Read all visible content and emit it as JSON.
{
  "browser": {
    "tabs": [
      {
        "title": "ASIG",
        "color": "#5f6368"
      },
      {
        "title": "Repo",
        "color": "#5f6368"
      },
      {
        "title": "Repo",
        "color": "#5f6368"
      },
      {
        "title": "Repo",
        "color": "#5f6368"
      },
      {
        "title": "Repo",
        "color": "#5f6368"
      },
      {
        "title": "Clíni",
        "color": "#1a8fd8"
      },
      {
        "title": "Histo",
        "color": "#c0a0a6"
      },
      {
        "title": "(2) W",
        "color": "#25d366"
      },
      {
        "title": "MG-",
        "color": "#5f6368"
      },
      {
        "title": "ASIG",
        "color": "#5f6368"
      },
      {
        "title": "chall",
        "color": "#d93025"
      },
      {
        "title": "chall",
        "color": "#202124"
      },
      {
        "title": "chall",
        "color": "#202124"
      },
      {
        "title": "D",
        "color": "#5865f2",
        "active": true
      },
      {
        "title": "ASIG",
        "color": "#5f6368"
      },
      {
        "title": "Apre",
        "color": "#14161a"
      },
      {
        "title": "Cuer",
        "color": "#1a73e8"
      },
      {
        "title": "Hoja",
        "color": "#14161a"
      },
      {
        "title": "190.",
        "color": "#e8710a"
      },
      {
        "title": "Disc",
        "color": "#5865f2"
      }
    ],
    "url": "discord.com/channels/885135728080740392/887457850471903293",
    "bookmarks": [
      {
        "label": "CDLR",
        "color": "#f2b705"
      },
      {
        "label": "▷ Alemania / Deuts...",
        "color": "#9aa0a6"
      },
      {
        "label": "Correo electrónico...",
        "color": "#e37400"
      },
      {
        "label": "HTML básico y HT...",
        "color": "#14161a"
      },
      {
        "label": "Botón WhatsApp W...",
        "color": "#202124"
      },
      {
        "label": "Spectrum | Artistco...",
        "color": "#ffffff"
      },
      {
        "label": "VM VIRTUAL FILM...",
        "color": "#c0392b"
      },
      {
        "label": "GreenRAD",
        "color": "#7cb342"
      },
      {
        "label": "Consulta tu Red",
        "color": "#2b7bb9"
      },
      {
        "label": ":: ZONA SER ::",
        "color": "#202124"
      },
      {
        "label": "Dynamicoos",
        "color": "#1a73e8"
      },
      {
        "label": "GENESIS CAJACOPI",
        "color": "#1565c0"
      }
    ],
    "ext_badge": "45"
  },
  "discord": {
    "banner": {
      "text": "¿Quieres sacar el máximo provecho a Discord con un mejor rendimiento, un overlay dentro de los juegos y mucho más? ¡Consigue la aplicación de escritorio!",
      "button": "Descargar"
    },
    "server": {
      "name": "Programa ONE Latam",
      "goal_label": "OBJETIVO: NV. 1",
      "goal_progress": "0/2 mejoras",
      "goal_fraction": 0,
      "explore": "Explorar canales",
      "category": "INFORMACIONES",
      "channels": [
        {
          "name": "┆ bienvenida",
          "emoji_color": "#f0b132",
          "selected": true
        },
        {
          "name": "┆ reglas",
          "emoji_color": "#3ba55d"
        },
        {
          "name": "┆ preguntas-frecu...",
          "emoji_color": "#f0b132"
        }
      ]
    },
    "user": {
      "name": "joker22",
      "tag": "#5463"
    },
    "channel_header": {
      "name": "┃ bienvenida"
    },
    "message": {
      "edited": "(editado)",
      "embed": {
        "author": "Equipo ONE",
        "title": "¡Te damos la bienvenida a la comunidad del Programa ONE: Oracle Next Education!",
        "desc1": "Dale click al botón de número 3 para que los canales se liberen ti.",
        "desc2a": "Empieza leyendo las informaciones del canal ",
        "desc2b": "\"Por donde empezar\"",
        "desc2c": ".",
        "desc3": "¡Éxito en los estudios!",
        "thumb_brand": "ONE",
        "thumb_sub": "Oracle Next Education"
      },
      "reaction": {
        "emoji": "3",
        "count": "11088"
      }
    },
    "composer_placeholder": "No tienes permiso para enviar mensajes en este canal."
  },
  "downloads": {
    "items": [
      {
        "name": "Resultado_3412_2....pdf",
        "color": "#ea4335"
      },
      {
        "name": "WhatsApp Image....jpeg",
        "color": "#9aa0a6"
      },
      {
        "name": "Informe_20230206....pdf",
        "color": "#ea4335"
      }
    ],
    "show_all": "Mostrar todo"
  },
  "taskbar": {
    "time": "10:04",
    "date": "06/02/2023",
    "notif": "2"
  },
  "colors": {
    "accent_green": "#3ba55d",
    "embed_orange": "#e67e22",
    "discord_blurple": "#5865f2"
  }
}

---------------

> WHAT TO PRODUCE
Where in the listing does the string "Education" appear? Copy every line that has it.

> TASK ANSWER
        "title": "¡Te damos la bienvenida a la comunidad del Programa ONE: Oracle Next Education!",
        "thumb_sub": "Oracle Next Education"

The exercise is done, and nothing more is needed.